→ WHAT IS BEING ASKED
Reproduce the data exactly.

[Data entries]
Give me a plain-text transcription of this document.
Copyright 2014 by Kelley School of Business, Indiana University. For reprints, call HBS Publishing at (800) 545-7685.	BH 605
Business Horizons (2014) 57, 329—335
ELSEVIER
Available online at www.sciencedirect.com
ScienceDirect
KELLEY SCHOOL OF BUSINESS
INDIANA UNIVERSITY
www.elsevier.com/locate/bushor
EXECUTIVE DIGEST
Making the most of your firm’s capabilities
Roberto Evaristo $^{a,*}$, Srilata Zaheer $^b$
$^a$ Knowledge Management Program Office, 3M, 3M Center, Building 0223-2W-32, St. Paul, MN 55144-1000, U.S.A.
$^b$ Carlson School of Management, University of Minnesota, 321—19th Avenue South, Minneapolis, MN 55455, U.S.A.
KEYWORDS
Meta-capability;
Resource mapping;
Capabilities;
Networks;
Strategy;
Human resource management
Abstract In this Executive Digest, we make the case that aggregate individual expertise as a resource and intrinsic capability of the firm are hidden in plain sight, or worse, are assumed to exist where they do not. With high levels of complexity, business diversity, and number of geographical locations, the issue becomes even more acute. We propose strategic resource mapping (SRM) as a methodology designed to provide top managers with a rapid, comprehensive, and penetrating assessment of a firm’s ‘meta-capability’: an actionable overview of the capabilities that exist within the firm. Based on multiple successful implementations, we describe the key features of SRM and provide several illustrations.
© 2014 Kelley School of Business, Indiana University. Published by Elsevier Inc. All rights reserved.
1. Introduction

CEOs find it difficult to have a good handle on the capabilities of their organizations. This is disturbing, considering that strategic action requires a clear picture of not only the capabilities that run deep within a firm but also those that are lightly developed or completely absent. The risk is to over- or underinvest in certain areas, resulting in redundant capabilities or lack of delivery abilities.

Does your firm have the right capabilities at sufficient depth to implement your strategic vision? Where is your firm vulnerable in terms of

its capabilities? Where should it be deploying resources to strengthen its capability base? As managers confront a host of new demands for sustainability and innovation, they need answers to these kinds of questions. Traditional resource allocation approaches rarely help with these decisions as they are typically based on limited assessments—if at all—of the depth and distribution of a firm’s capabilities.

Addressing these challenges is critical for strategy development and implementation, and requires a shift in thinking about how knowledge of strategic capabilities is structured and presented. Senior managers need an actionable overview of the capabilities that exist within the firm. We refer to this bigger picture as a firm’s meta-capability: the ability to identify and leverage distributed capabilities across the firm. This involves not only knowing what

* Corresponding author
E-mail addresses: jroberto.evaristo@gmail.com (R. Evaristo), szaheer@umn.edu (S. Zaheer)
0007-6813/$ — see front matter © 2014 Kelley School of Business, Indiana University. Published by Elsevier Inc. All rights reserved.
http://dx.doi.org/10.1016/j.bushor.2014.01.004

→ SOLUTION TO THIS PROBLEM
Give me a plain-text transcription of this document.
Copyright 2014 by Kelley School of Business, Indiana University. For reprints, call HBS Publishing at (800) 545-7685.	BH 605
Business Horizons (2014) 57, 329—335
ELSEVIER
Available online at www.sciencedirect.com
ScienceDirect
KELLEY SCHOOL OF BUSINESS
INDIANA UNIVERSITY
www.elsevier.com/locate/bushor
EXECUTIVE DIGEST
Making the most of your firm’s capabilities
Roberto Evaristo $^{a,*}$, Srilata Zaheer $^b$
$^a$ Knowledge Management Program Office, 3M, 3M Center, Building 0223-2W-32, St. Paul, MN 55144-1000, U.S.A.
$^b$ Carlson School of Management, University of Minnesota, 321—19th Avenue South, Minneapolis, MN 55455, U.S.A.
KEYWORDS
Meta-capability;
Resource mapping;
Capabilities;
Networks;
Strategy;
Human resource management
Abstract In this Executive Digest, we make the case that aggregate individual expertise as a resource and intrinsic capability of the firm are hidden in plain sight, or worse, are assumed to exist where they do not. With high levels of complexity, business diversity, and number of geographical locations, the issue becomes even more acute. We propose strategic resource mapping (SRM) as a methodology designed to provide top managers with a rapid, comprehensive, and penetrating assessment of a firm’s ‘meta-capability’: an actionable overview of the capabilities that exist within the firm. Based on multiple successful implementations, we describe the key features of SRM and provide several illustrations.
© 2014 Kelley School of Business, Indiana University. Published by Elsevier Inc. All rights reserved.
1. Introduction

CEOs find it difficult to have a good handle on the capabilities of their organizations. This is disturbing, considering that strategic action requires a clear picture of not only the capabilities that run deep within a firm but also those that are lightly developed or completely absent. The risk is to over- or underinvest in certain areas, resulting in redundant capabilities or lack of delivery abilities.

Does your firm have the right capabilities at sufficient depth to implement your strategic vision? Where is your firm vulnerable in terms of

its capabilities? Where should it be deploying resources to strengthen its capability base? As managers confront a host of new demands for sustainability and innovation, they need answers to these kinds of questions. Traditional resource allocation approaches rarely help with these decisions as they are typically based on limited assessments—if at all—of the depth and distribution of a firm’s capabilities.

Addressing these challenges is critical for strategy development and implementation, and requires a shift in thinking about how knowledge of strategic capabilities is structured and presented. Senior managers need an actionable overview of the capabilities that exist within the firm. We refer to this bigger picture as a firm’s meta-capability: the ability to identify and leverage distributed capabilities across the firm. This involves not only knowing what

* Corresponding author
E-mail addresses: jroberto.evaristo@gmail.com (R. Evaristo), szaheer@umn.edu (S. Zaheer)
0007-6813/$ — see front matter © 2014 Kelley School of Business, Indiana University. Published by Elsevier Inc. All rights reserved.
http://dx.doi.org/10.1016/j.bushor.2014.01.004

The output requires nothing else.